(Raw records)
——

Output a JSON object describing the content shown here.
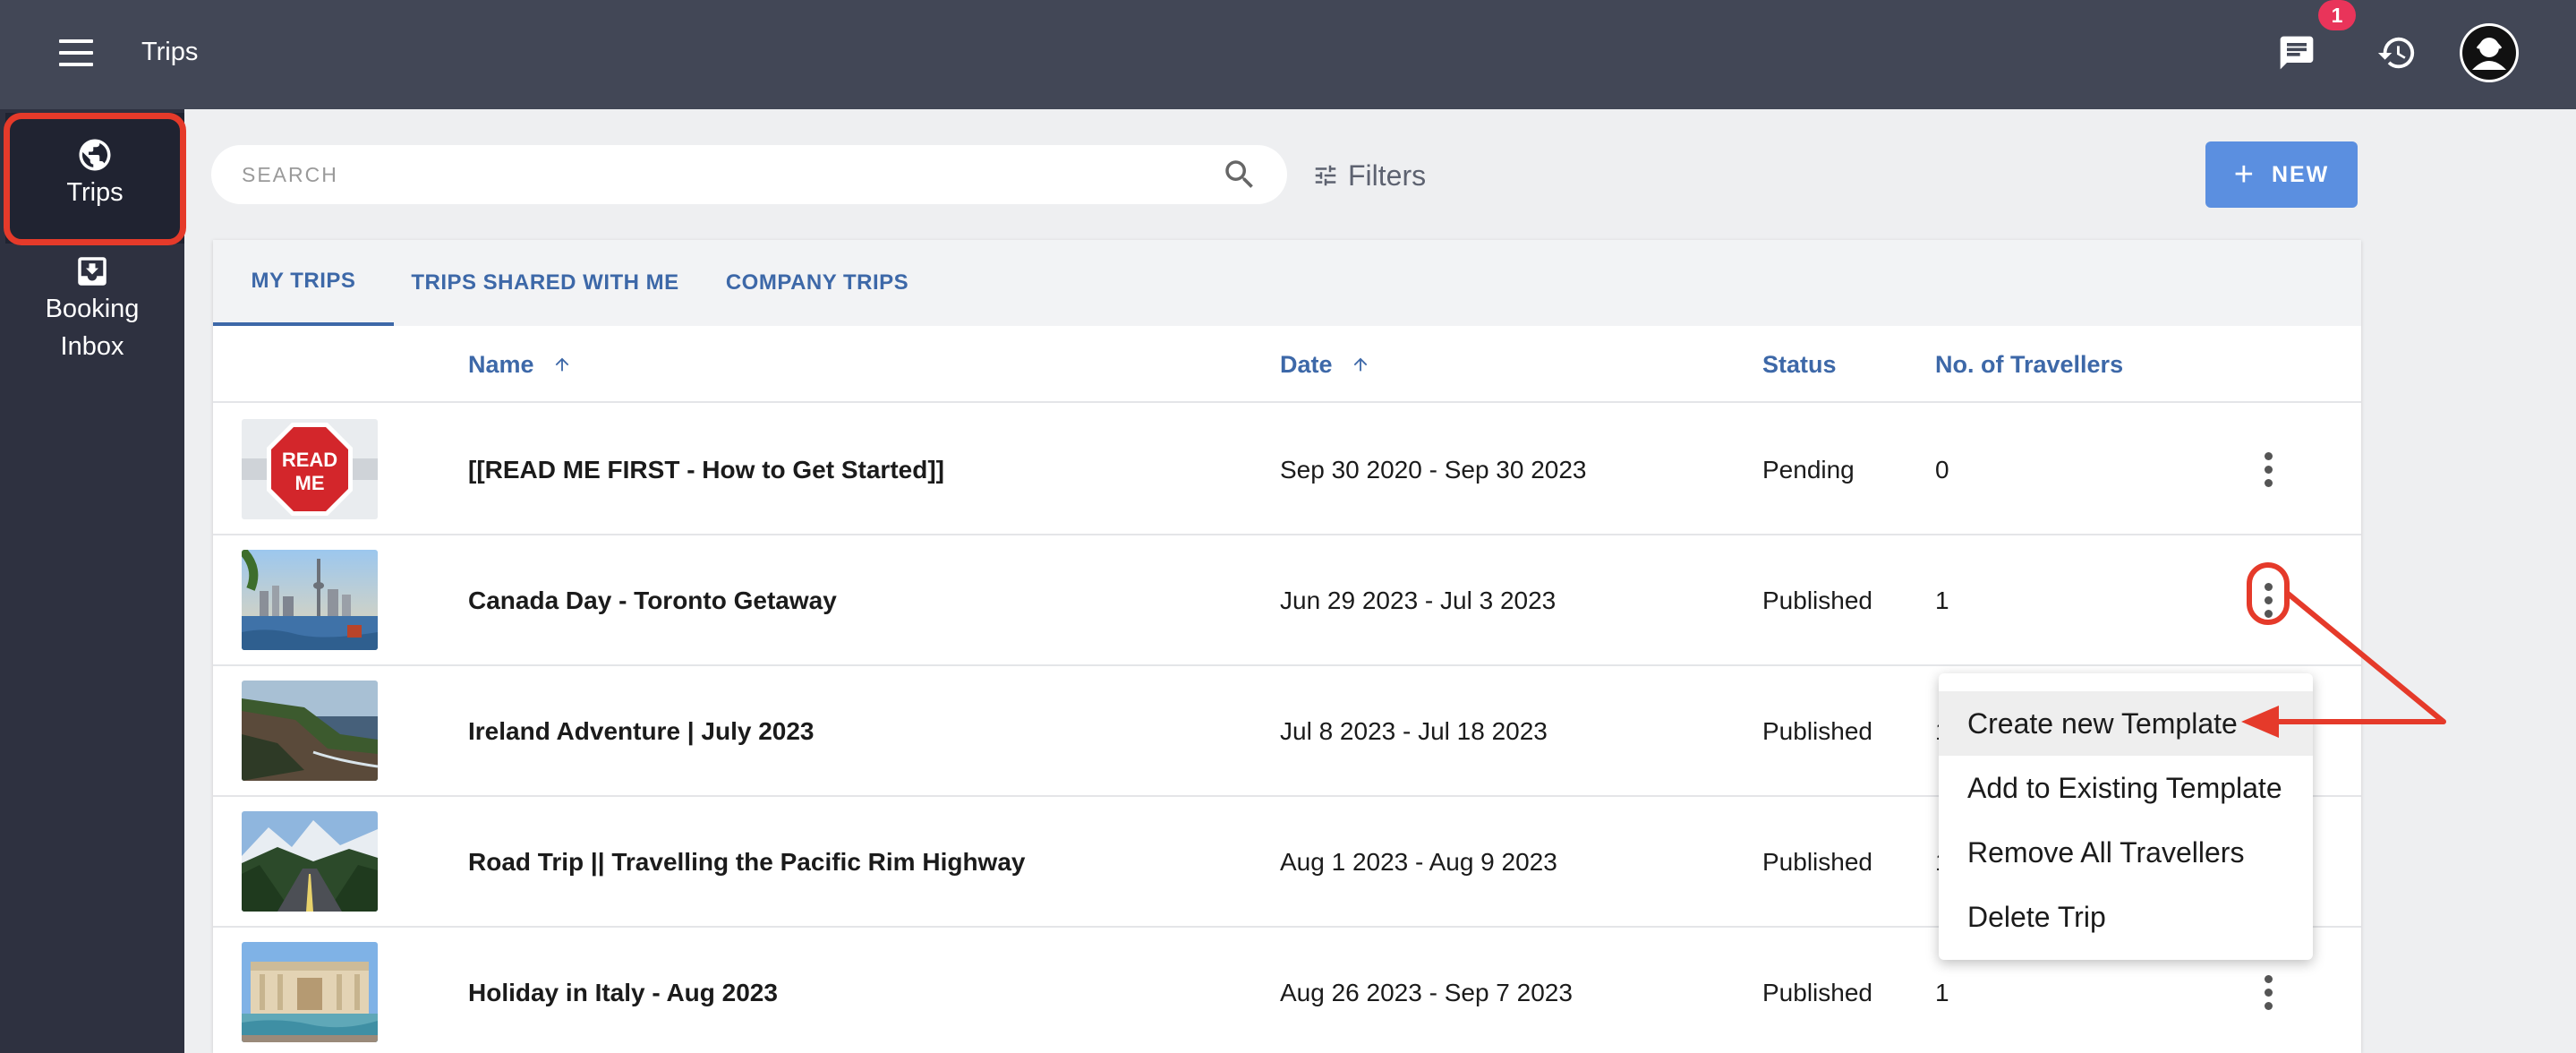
{
  "header": {
    "title": "Trips",
    "notification_count": "1"
  },
  "sidebar": {
    "items": [
      {
        "label": "Trips",
        "icon": "globe-icon",
        "active": true
      },
      {
        "label": "Booking Inbox",
        "icon": "inbox-download-icon",
        "active": false
      }
    ]
  },
  "toolbar": {
    "search_placeholder": "SEARCH",
    "filters_label": "Filters",
    "new_label": "NEW"
  },
  "tabs": [
    {
      "label": "MY TRIPS",
      "active": true
    },
    {
      "label": "TRIPS SHARED WITH ME",
      "active": false
    },
    {
      "label": "COMPANY TRIPS",
      "active": false
    }
  ],
  "table": {
    "columns": [
      "Name",
      "Date",
      "Status",
      "No. of Travellers"
    ],
    "rows": [
      {
        "name": "[[READ ME FIRST - How to Get Started]]",
        "date": "Sep 30 2020 - Sep 30 2023",
        "status": "Pending",
        "travellers": "0",
        "thumbnail": "read-me-stop-sign"
      },
      {
        "name": "Canada Day - Toronto Getaway",
        "date": "Jun 29 2023 - Jul 3 2023",
        "status": "Published",
        "travellers": "1",
        "thumbnail": "toronto-skyline"
      },
      {
        "name": "Ireland Adventure | July 2023",
        "date": "Jul 8 2023 - Jul 18 2023",
        "status": "Published",
        "travellers": "1",
        "thumbnail": "ireland-cliffs"
      },
      {
        "name": "Road Trip || Travelling the Pacific Rim Highway",
        "date": "Aug 1 2023 - Aug 9 2023",
        "status": "Published",
        "travellers": "1",
        "thumbnail": "mountain-highway"
      },
      {
        "name": "Holiday in Italy - Aug 2023",
        "date": "Aug 26 2023 - Sep 7 2023",
        "status": "Published",
        "travellers": "1",
        "thumbnail": "trevi-fountain"
      }
    ],
    "thumbnail_text": {
      "read_me": "READ",
      "me": "ME"
    }
  },
  "context_menu": {
    "items": [
      "Create new Template",
      "Add to Existing Template",
      "Remove All Travellers",
      "Delete Trip"
    ],
    "highlighted": "Create new Template"
  },
  "colors": {
    "topbar": "#424756",
    "sidebar": "#2e3140",
    "accent": "#3d68a8",
    "new_button": "#5b8fe0",
    "badge": "#e9345a",
    "annotation": "#e53a2a"
  }
}
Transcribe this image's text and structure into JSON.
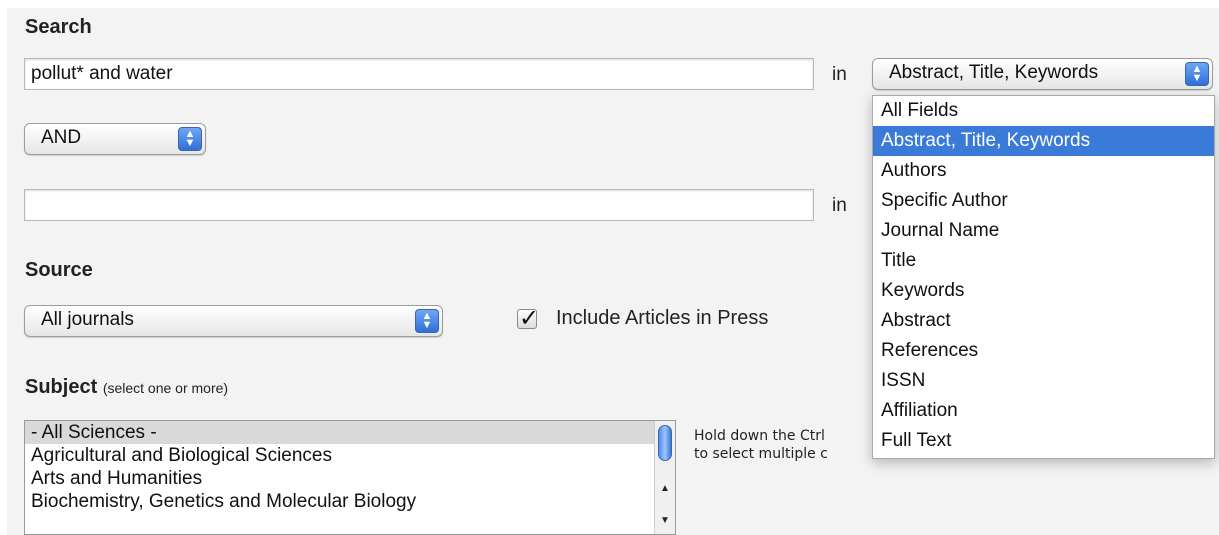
{
  "search": {
    "heading": "Search",
    "query1": "pollut* and water",
    "in_label": "in",
    "field_select": "Abstract, Title, Keywords",
    "operator": "AND",
    "query2": "",
    "in_label2": "in"
  },
  "source": {
    "heading": "Source",
    "select": "All journals",
    "include_label": "Include Articles in Press",
    "include_checked": true
  },
  "subject": {
    "heading": "Subject",
    "note": "(select one or more)",
    "items": [
      "- All Sciences -",
      "Agricultural and Biological Sciences",
      "Arts and Humanities",
      "Biochemistry, Genetics and Molecular Biology"
    ],
    "hint_line1": "Hold down the Ctrl",
    "hint_line2": "to select multiple c"
  },
  "field_dropdown": {
    "options": [
      "All Fields",
      "Abstract, Title, Keywords",
      "Authors",
      "Specific Author",
      "Journal Name",
      "Title",
      "Keywords",
      "Abstract",
      "References",
      "ISSN",
      "Affiliation",
      "Full Text"
    ],
    "highlighted_index": 1
  },
  "icons": {
    "select_arrows": "updown-arrows-icon",
    "checkbox": "checkmark-icon"
  }
}
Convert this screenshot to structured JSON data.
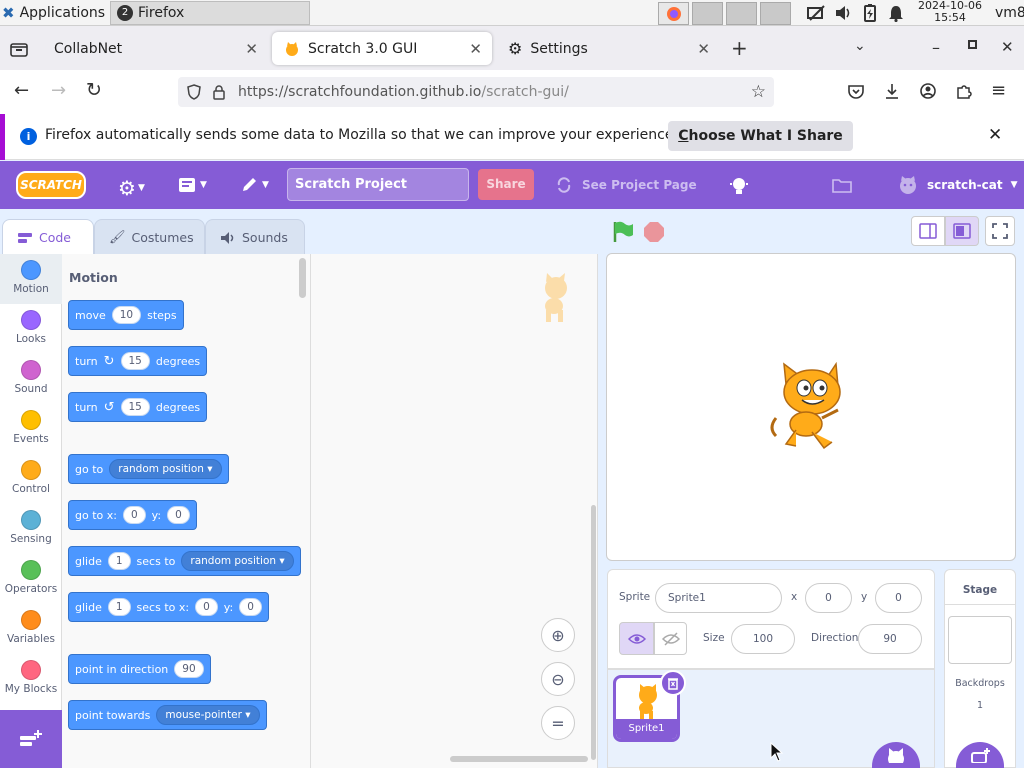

——

◆ **TASK DETAILS**: Return the whole listing, word for word, and leave out every picture.

◆ **COMPLETE OUTPUT**:
Output a JSON object describing the content shown here.
{
  "header": {
    "title": "Trips",
    "notification_count": "1"
  },
  "sidebar": {
    "items": [
      {
        "label": "Trips",
        "icon": "globe-icon",
        "active": true
      },
      {
        "label": "Booking Inbox",
        "icon": "inbox-download-icon",
        "active": false
      }
    ]
  },
  "toolbar": {
    "search_placeholder": "SEARCH",
    "filters_label": "Filters",
    "new_label": "NEW"
  },
  "tabs": [
    {
      "label": "MY TRIPS",
      "active": true
    },
    {
      "label": "TRIPS SHARED WITH ME",
      "active": false
    },
    {
      "label": "COMPANY TRIPS",
      "active": false
    }
  ],
  "table": {
    "columns": [
      "Name",
      "Date",
      "Status",
      "No. of Travellers"
    ],
    "rows": [
      {
        "name": "[[READ ME FIRST - How to Get Started]]",
        "date": "Sep 30 2020 - Sep 30 2023",
        "status": "Pending",
        "travellers": "0",
        "thumbnail": "read-me-stop-sign"
      },
      {
        "name": "Canada Day - Toronto Getaway",
        "date": "Jun 29 2023 - Jul 3 2023",
        "status": "Published",
        "travellers": "1",
        "thumbnail": "toronto-skyline"
      },
      {
        "name": "Ireland Adventure | July 2023",
        "date": "Jul 8 2023 - Jul 18 2023",
        "status": "Published",
        "travellers": "1",
        "thumbnail": "ireland-cliffs"
      },
      {
        "name": "Road Trip || Travelling the Pacific Rim Highway",
        "date": "Aug 1 2023 - Aug 9 2023",
        "status": "Published",
        "travellers": "1",
        "thumbnail": "mountain-highway"
      },
      {
        "name": "Holiday in Italy - Aug 2023",
        "date": "Aug 26 2023 - Sep 7 2023",
        "status": "Published",
        "travellers": "1",
        "thumbnail": "trevi-fountain"
      }
    ],
    "thumbnail_text": {
      "read_me": "READ",
      "me": "ME"
    }
  },
  "context_menu": {
    "items": [
      "Create new Template",
      "Add to Existing Template",
      "Remove All Travellers",
      "Delete Trip"
    ],
    "highlighted": "Create new Template"
  },
  "colors": {
    "topbar": "#424756",
    "sidebar": "#2e3140",
    "accent": "#3d68a8",
    "new_button": "#5b8fe0",
    "badge": "#e9345a",
    "annotation": "#e53a2a"
  }
}
Transcribe this image's text and structure into JSON.
{
  "search": {
    "heading": "Search",
    "query1": "pollut* and water",
    "in_label": "in",
    "field_select": "Abstract, Title, Keywords",
    "operator": "AND",
    "query2": "",
    "in_label2": "in"
  },
  "source": {
    "heading": "Source",
    "select": "All journals",
    "include_label": "Include Articles in Press",
    "include_checked": true
  },
  "subject": {
    "heading": "Subject",
    "note": "(select one or more)",
    "items": [
      "- All Sciences -",
      "Agricultural and Biological Sciences",
      "Arts and Humanities",
      "Biochemistry, Genetics and Molecular Biology"
    ],
    "hint_line1": "Hold down the Ctrl",
    "hint_line2": "to select multiple c"
  },
  "field_dropdown": {
    "options": [
      "All Fields",
      "Abstract, Title, Keywords",
      "Authors",
      "Specific Author",
      "Journal Name",
      "Title",
      "Keywords",
      "Abstract",
      "References",
      "ISSN",
      "Affiliation",
      "Full Text"
    ],
    "highlighted_index": 1
  },
  "icons": {
    "select_arrows": "updown-arrows-icon",
    "checkbox": "checkmark-icon"
  }
}
Convert this screenshot to structured JSON data.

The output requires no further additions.